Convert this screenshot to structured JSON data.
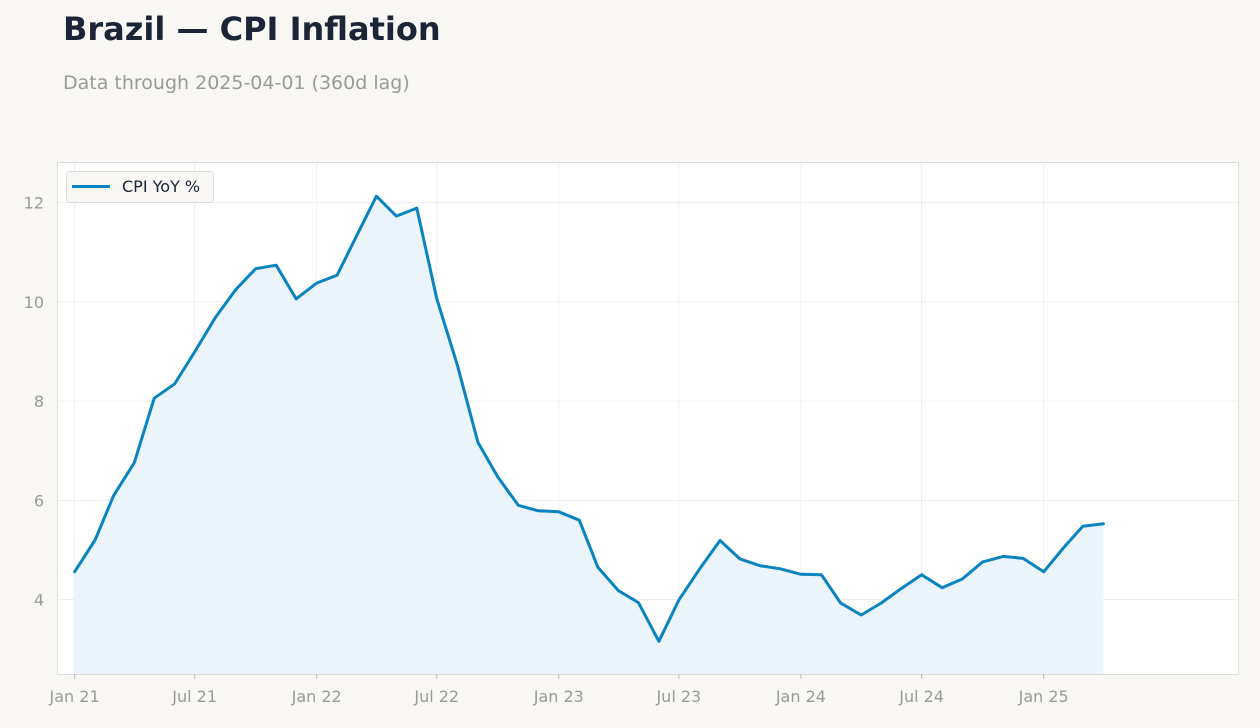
{
  "header": {
    "title": "Brazil — CPI Inflation",
    "subtitle": "Data through 2025-04-01 (360d lag)"
  },
  "colors": {
    "line": "#0a84c1",
    "fill": "#e9f3fa",
    "grid": "#ececec",
    "frame": "#dcdcdc",
    "plot_bg": "#ffffff",
    "page_bg": "#f8f7f4"
  },
  "chart_data": {
    "type": "area",
    "xlabel": "",
    "ylabel": "",
    "ylim": [
      2.5,
      12.8
    ],
    "xlim": [
      "2020-12-07",
      "2025-10-21"
    ],
    "yticks": [
      4,
      6,
      8,
      10,
      12
    ],
    "xticks": [
      {
        "date": "2021-01-01",
        "label": "Jan 21"
      },
      {
        "date": "2021-07-01",
        "label": "Jul 21"
      },
      {
        "date": "2022-01-01",
        "label": "Jan 22"
      },
      {
        "date": "2022-07-01",
        "label": "Jul 22"
      },
      {
        "date": "2023-01-01",
        "label": "Jan 23"
      },
      {
        "date": "2023-07-01",
        "label": "Jul 23"
      },
      {
        "date": "2024-01-01",
        "label": "Jan 24"
      },
      {
        "date": "2024-07-01",
        "label": "Jul 24"
      },
      {
        "date": "2025-01-01",
        "label": "Jan 25"
      }
    ],
    "grid": true,
    "legend_position": "top-left",
    "series": [
      {
        "name": "CPI YoY %",
        "x": [
          "2021-01-01",
          "2021-02-01",
          "2021-03-01",
          "2021-04-01",
          "2021-05-01",
          "2021-06-01",
          "2021-07-01",
          "2021-08-01",
          "2021-09-01",
          "2021-10-01",
          "2021-11-01",
          "2021-12-01",
          "2022-01-01",
          "2022-02-01",
          "2022-03-01",
          "2022-04-01",
          "2022-05-01",
          "2022-06-01",
          "2022-07-01",
          "2022-08-01",
          "2022-09-01",
          "2022-10-01",
          "2022-11-01",
          "2022-12-01",
          "2023-01-01",
          "2023-02-01",
          "2023-03-01",
          "2023-04-01",
          "2023-05-01",
          "2023-06-01",
          "2023-07-01",
          "2023-08-01",
          "2023-09-01",
          "2023-10-01",
          "2023-11-01",
          "2023-12-01",
          "2024-01-01",
          "2024-02-01",
          "2024-03-01",
          "2024-04-01",
          "2024-05-01",
          "2024-06-01",
          "2024-07-01",
          "2024-08-01",
          "2024-09-01",
          "2024-10-01",
          "2024-11-01",
          "2024-12-01",
          "2025-01-01",
          "2025-02-01",
          "2025-03-01",
          "2025-04-01"
        ],
        "values": [
          4.56,
          5.2,
          6.1,
          6.76,
          8.06,
          8.35,
          8.99,
          9.68,
          10.25,
          10.67,
          10.74,
          10.06,
          10.38,
          10.54,
          11.3,
          12.13,
          11.73,
          11.89,
          10.07,
          8.73,
          7.17,
          6.47,
          5.9,
          5.79,
          5.77,
          5.6,
          4.65,
          4.18,
          3.94,
          3.16,
          3.99,
          4.61,
          5.19,
          4.82,
          4.68,
          4.62,
          4.51,
          4.5,
          3.93,
          3.69,
          3.93,
          4.23,
          4.5,
          4.24,
          4.42,
          4.76,
          4.87,
          4.83,
          4.56,
          5.06,
          5.48,
          5.53
        ]
      }
    ]
  }
}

■ **Stated problem**: Omit the pictures, then output the rest of the listing exactly.

■ **Exercise output**:
Convert this screenshot to structured JSON data.
{
  "header": {
    "title": "Brazil — CPI Inflation",
    "subtitle": "Data through 2025-04-01 (360d lag)"
  },
  "colors": {
    "line": "#0a84c1",
    "fill": "#e9f3fa",
    "grid": "#ececec",
    "frame": "#dcdcdc",
    "plot_bg": "#ffffff",
    "page_bg": "#f8f7f4"
  },
  "chart_data": {
    "type": "area",
    "xlabel": "",
    "ylabel": "",
    "ylim": [
      2.5,
      12.8
    ],
    "xlim": [
      "2020-12-07",
      "2025-10-21"
    ],
    "yticks": [
      4,
      6,
      8,
      10,
      12
    ],
    "xticks": [
      {
        "date": "2021-01-01",
        "label": "Jan 21"
      },
      {
        "date": "2021-07-01",
        "label": "Jul 21"
      },
      {
        "date": "2022-01-01",
        "label": "Jan 22"
      },
      {
        "date": "2022-07-01",
        "label": "Jul 22"
      },
      {
        "date": "2023-01-01",
        "label": "Jan 23"
      },
      {
        "date": "2023-07-01",
        "label": "Jul 23"
      },
      {
        "date": "2024-01-01",
        "label": "Jan 24"
      },
      {
        "date": "2024-07-01",
        "label": "Jul 24"
      },
      {
        "date": "2025-01-01",
        "label": "Jan 25"
      }
    ],
    "grid": true,
    "legend_position": "top-left",
    "series": [
      {
        "name": "CPI YoY %",
        "x": [
          "2021-01-01",
          "2021-02-01",
          "2021-03-01",
          "2021-04-01",
          "2021-05-01",
          "2021-06-01",
          "2021-07-01",
          "2021-08-01",
          "2021-09-01",
          "2021-10-01",
          "2021-11-01",
          "2021-12-01",
          "2022-01-01",
          "2022-02-01",
          "2022-03-01",
          "2022-04-01",
          "2022-05-01",
          "2022-06-01",
          "2022-07-01",
          "2022-08-01",
          "2022-09-01",
          "2022-10-01",
          "2022-11-01",
          "2022-12-01",
          "2023-01-01",
          "2023-02-01",
          "2023-03-01",
          "2023-04-01",
          "2023-05-01",
          "2023-06-01",
          "2023-07-01",
          "2023-08-01",
          "2023-09-01",
          "2023-10-01",
          "2023-11-01",
          "2023-12-01",
          "2024-01-01",
          "2024-02-01",
          "2024-03-01",
          "2024-04-01",
          "2024-05-01",
          "2024-06-01",
          "2024-07-01",
          "2024-08-01",
          "2024-09-01",
          "2024-10-01",
          "2024-11-01",
          "2024-12-01",
          "2025-01-01",
          "2025-02-01",
          "2025-03-01",
          "2025-04-01"
        ],
        "values": [
          4.56,
          5.2,
          6.1,
          6.76,
          8.06,
          8.35,
          8.99,
          9.68,
          10.25,
          10.67,
          10.74,
          10.06,
          10.38,
          10.54,
          11.3,
          12.13,
          11.73,
          11.89,
          10.07,
          8.73,
          7.17,
          6.47,
          5.9,
          5.79,
          5.77,
          5.6,
          4.65,
          4.18,
          3.94,
          3.16,
          3.99,
          4.61,
          5.19,
          4.82,
          4.68,
          4.62,
          4.51,
          4.5,
          3.93,
          3.69,
          3.93,
          4.23,
          4.5,
          4.24,
          4.42,
          4.76,
          4.87,
          4.83,
          4.56,
          5.06,
          5.48,
          5.53
        ]
      }
    ]
  }
}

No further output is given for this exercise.